Figure dataset records:
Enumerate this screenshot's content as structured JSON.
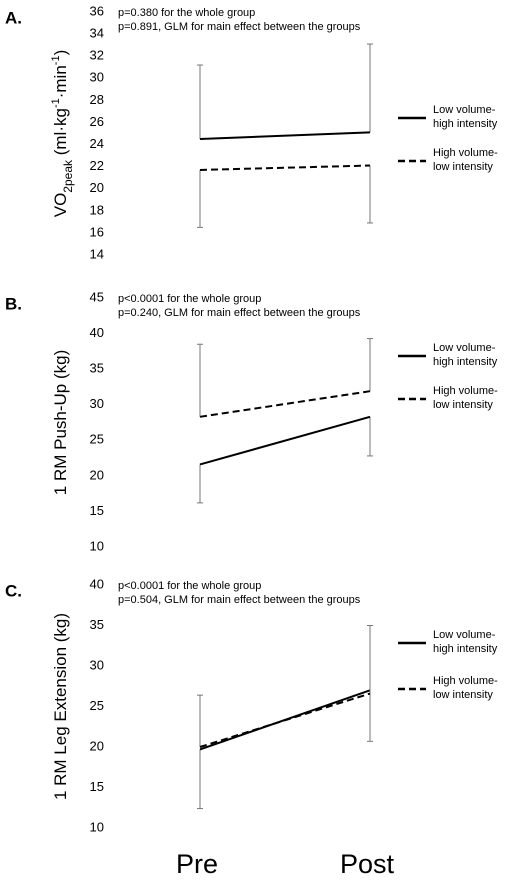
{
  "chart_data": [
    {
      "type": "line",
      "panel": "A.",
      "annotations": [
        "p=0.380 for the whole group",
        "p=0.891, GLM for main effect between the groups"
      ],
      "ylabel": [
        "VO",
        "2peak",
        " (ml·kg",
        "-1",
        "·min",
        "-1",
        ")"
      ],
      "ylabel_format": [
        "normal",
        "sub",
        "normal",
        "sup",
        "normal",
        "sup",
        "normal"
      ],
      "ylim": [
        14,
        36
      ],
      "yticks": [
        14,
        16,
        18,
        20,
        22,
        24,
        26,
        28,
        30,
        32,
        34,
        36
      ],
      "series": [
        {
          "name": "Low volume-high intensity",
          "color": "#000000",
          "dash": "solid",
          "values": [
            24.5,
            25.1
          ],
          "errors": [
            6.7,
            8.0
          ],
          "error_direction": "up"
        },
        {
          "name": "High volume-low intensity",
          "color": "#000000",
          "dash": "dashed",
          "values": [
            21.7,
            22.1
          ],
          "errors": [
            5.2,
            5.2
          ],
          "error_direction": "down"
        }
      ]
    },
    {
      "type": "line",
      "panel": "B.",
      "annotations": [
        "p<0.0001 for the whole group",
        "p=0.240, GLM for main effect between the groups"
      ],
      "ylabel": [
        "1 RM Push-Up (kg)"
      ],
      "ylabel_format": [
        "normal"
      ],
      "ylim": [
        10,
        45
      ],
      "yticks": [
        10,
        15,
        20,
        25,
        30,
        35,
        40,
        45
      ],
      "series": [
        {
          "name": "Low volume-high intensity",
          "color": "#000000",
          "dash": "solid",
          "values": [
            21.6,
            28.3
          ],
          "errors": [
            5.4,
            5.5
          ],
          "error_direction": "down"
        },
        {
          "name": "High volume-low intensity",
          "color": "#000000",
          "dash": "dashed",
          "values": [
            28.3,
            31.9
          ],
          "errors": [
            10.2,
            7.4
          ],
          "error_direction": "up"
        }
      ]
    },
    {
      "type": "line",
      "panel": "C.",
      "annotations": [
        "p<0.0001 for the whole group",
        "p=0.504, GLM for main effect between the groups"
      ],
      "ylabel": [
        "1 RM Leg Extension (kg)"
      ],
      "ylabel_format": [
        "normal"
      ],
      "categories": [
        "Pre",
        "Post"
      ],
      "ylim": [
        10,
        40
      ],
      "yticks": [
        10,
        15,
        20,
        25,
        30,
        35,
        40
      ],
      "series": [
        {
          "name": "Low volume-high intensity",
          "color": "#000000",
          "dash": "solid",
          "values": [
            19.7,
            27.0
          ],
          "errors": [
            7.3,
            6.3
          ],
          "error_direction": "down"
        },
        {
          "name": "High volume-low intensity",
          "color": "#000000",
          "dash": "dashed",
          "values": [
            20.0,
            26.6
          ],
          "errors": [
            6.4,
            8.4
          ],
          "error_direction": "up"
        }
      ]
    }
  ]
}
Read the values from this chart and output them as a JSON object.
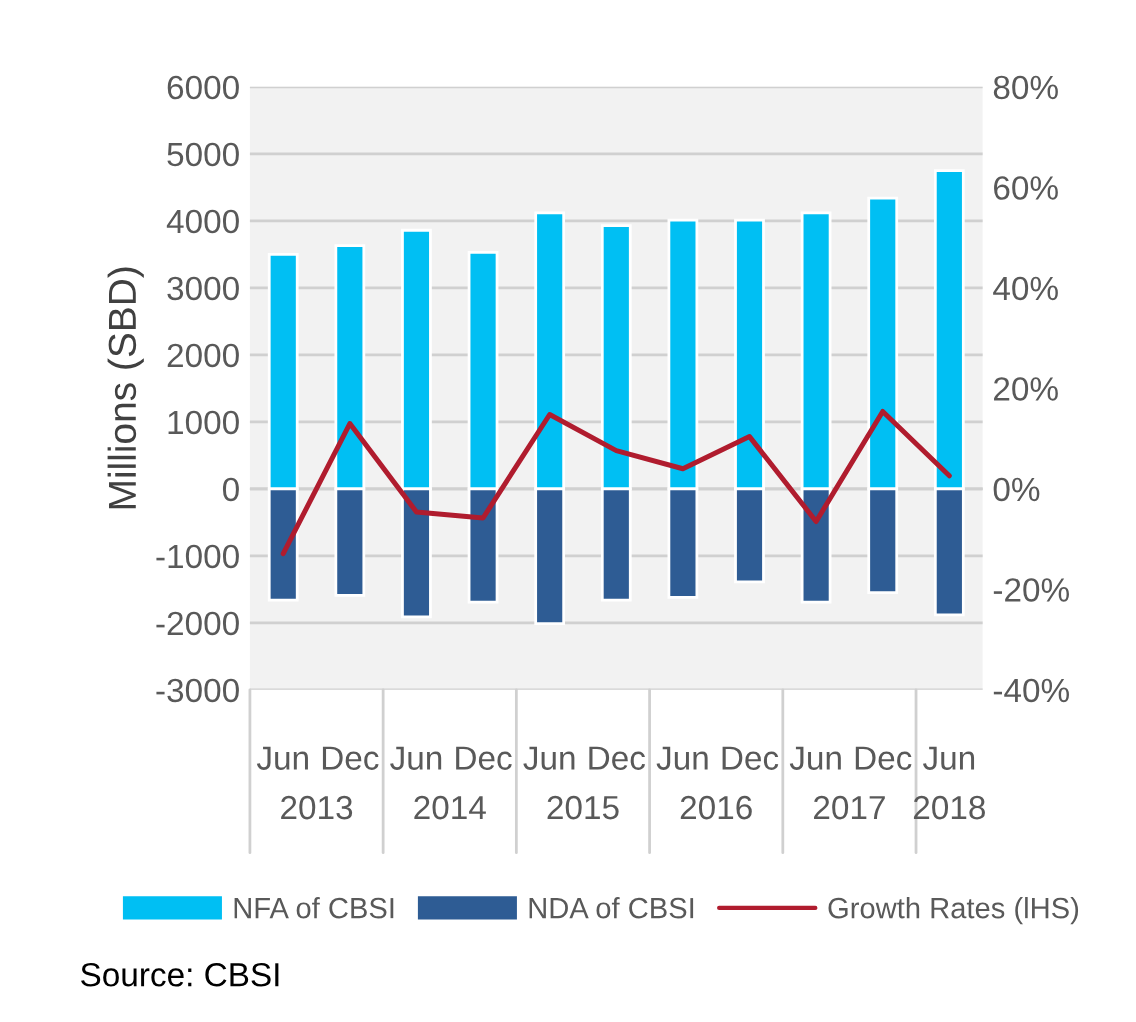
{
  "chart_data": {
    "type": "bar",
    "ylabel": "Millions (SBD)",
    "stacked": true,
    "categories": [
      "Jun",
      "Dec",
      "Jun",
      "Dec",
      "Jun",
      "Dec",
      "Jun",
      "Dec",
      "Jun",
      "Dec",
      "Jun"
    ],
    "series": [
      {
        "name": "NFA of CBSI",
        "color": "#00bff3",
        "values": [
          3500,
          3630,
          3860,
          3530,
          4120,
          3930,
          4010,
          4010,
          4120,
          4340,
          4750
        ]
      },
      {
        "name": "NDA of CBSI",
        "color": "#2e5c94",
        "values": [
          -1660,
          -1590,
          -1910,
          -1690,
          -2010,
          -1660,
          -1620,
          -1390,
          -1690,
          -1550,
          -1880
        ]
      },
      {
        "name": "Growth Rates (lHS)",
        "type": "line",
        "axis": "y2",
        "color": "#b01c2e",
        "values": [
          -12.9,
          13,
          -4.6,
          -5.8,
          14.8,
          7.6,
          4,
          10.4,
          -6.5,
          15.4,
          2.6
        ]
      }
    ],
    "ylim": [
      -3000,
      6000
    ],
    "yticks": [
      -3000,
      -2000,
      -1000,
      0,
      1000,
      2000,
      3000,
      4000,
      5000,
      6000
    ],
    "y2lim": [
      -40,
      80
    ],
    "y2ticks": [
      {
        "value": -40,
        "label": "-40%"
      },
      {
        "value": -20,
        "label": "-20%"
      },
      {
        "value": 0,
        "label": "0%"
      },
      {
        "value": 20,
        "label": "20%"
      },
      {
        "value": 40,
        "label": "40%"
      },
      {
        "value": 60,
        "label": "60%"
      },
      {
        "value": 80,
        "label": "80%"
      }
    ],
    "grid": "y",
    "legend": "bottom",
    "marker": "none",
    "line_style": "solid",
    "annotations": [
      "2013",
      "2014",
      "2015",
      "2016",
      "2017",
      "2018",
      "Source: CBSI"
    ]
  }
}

==

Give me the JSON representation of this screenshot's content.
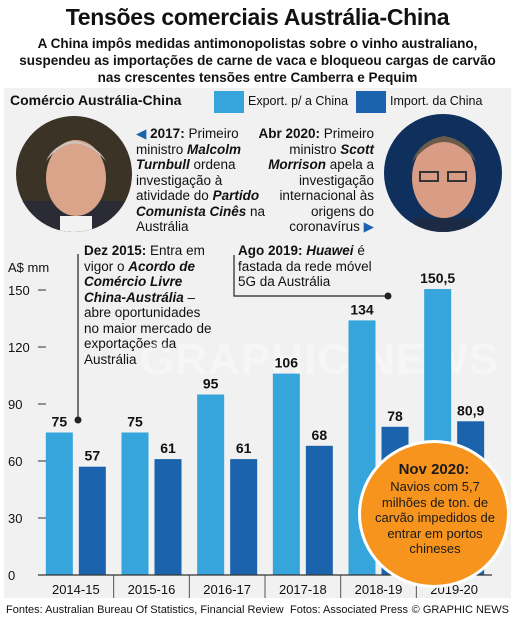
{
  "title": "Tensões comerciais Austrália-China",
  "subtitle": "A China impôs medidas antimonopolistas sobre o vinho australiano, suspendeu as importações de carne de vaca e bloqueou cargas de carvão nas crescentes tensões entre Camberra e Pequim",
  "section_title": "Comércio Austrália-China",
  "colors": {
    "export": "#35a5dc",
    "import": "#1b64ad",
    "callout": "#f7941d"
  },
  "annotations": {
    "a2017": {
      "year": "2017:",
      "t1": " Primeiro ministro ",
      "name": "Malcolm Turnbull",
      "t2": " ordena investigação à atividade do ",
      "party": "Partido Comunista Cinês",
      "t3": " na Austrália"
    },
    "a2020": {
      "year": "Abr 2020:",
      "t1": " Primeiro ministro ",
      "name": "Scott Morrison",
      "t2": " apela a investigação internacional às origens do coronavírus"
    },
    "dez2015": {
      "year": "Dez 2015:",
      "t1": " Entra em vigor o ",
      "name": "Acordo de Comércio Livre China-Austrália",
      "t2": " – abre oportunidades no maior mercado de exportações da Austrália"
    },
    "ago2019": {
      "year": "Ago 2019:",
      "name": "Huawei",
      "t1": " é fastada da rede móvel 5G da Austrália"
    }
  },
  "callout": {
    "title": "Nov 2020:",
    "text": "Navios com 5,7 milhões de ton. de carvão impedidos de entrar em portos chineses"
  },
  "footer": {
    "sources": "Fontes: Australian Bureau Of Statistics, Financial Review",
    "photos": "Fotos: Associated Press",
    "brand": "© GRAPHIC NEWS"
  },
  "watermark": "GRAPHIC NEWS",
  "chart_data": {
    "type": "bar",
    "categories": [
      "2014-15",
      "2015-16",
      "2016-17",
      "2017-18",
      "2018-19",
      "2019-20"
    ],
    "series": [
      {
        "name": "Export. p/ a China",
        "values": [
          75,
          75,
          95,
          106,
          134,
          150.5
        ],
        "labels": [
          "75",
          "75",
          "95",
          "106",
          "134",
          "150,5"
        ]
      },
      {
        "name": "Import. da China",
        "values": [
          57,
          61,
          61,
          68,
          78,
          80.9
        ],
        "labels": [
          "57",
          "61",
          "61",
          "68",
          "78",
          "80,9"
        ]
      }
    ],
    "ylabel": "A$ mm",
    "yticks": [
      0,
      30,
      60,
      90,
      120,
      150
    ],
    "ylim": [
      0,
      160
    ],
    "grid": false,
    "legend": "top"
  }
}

**EXERCISE DETAILS:** Count the lines above that contain the word "this". Give only the number.

**EXERCISE SOLUTION:** 3